Task input
# # # # # # #

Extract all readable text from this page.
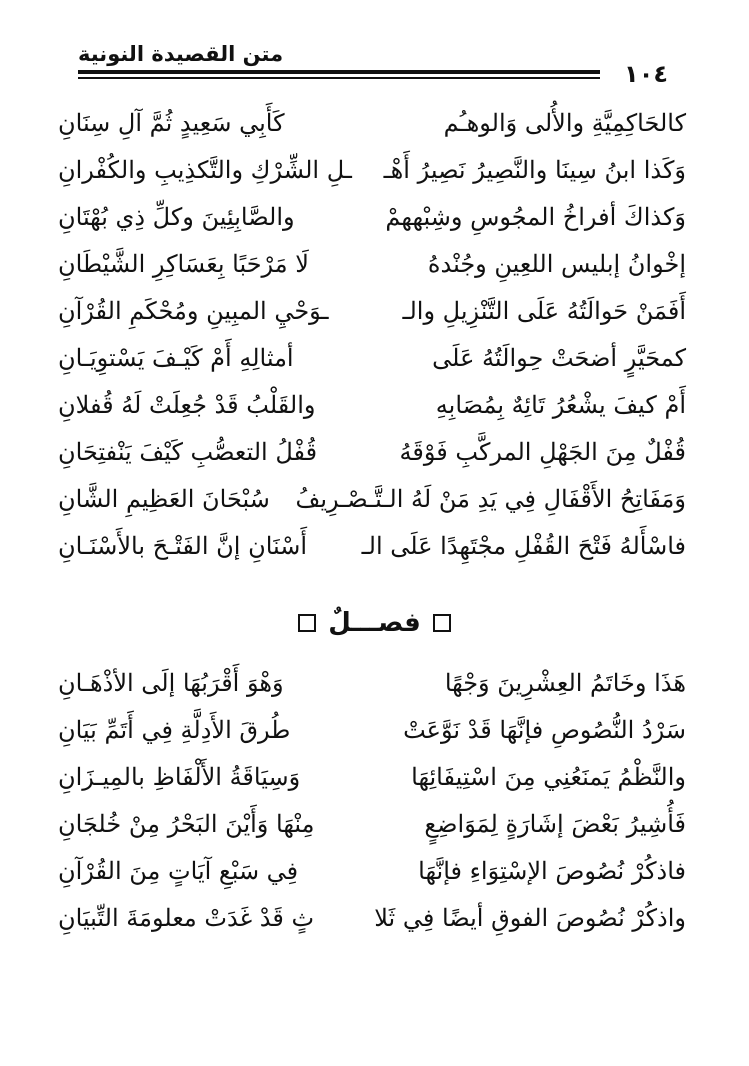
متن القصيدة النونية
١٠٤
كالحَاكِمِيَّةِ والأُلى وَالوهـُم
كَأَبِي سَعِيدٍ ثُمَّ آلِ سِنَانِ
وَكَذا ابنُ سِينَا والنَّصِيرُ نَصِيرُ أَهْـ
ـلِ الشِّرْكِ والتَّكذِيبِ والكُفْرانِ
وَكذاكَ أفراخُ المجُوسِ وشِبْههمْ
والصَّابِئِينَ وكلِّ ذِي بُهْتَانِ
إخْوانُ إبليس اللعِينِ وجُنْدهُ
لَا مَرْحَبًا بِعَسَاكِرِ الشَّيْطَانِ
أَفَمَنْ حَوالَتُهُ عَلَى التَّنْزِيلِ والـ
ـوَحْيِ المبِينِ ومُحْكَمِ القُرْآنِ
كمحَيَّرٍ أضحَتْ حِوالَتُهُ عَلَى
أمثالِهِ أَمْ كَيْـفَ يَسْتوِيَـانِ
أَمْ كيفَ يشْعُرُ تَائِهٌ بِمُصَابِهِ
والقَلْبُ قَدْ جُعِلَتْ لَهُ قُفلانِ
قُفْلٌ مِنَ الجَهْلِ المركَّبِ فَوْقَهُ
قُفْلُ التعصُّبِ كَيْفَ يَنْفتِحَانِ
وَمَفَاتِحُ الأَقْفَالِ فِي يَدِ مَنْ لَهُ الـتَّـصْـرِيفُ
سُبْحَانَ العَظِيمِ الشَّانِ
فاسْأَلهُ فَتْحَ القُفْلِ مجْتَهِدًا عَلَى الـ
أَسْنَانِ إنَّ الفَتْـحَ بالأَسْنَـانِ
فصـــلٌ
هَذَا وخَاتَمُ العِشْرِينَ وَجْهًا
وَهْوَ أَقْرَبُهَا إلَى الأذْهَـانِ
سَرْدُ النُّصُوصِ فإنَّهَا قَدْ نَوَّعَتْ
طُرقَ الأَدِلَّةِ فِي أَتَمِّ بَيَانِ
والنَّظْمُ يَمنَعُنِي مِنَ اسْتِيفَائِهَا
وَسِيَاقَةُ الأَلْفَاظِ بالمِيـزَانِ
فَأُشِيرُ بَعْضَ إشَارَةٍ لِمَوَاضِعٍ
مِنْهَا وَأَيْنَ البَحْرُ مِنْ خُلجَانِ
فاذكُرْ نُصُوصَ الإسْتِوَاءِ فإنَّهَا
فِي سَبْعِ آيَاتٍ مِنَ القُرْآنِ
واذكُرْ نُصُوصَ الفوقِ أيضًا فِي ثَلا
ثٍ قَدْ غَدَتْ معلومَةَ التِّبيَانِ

# # # # # # #

Task prompt
Copy the material above in full and exactly, skipping pictures.

Response to this exercise
Extract all readable text from this page.
متن القصيدة النونية
١٠٤
كالحَاكِمِيَّةِ والأُلى وَالوهـُم
كَأَبِي سَعِيدٍ ثُمَّ آلِ سِنَانِ
وَكَذا ابنُ سِينَا والنَّصِيرُ نَصِيرُ أَهْـ
ـلِ الشِّرْكِ والتَّكذِيبِ والكُفْرانِ
وَكذاكَ أفراخُ المجُوسِ وشِبْههمْ
والصَّابِئِينَ وكلِّ ذِي بُهْتَانِ
إخْوانُ إبليس اللعِينِ وجُنْدهُ
لَا مَرْحَبًا بِعَسَاكِرِ الشَّيْطَانِ
أَفَمَنْ حَوالَتُهُ عَلَى التَّنْزِيلِ والـ
ـوَحْيِ المبِينِ ومُحْكَمِ القُرْآنِ
كمحَيَّرٍ أضحَتْ حِوالَتُهُ عَلَى
أمثالِهِ أَمْ كَيْـفَ يَسْتوِيَـانِ
أَمْ كيفَ يشْعُرُ تَائِهٌ بِمُصَابِهِ
والقَلْبُ قَدْ جُعِلَتْ لَهُ قُفلانِ
قُفْلٌ مِنَ الجَهْلِ المركَّبِ فَوْقَهُ
قُفْلُ التعصُّبِ كَيْفَ يَنْفتِحَانِ
وَمَفَاتِحُ الأَقْفَالِ فِي يَدِ مَنْ لَهُ الـتَّـصْـرِيفُ
سُبْحَانَ العَظِيمِ الشَّانِ
فاسْأَلهُ فَتْحَ القُفْلِ مجْتَهِدًا عَلَى الـ
أَسْنَانِ إنَّ الفَتْـحَ بالأَسْنَـانِ
فصـــلٌ
هَذَا وخَاتَمُ العِشْرِينَ وَجْهًا
وَهْوَ أَقْرَبُهَا إلَى الأذْهَـانِ
سَرْدُ النُّصُوصِ فإنَّهَا قَدْ نَوَّعَتْ
طُرقَ الأَدِلَّةِ فِي أَتَمِّ بَيَانِ
والنَّظْمُ يَمنَعُنِي مِنَ اسْتِيفَائِهَا
وَسِيَاقَةُ الأَلْفَاظِ بالمِيـزَانِ
فَأُشِيرُ بَعْضَ إشَارَةٍ لِمَوَاضِعٍ
مِنْهَا وَأَيْنَ البَحْرُ مِنْ خُلجَانِ
فاذكُرْ نُصُوصَ الإسْتِوَاءِ فإنَّهَا
فِي سَبْعِ آيَاتٍ مِنَ القُرْآنِ
واذكُرْ نُصُوصَ الفوقِ أيضًا فِي ثَلا
ثٍ قَدْ غَدَتْ معلومَةَ التِّبيَانِ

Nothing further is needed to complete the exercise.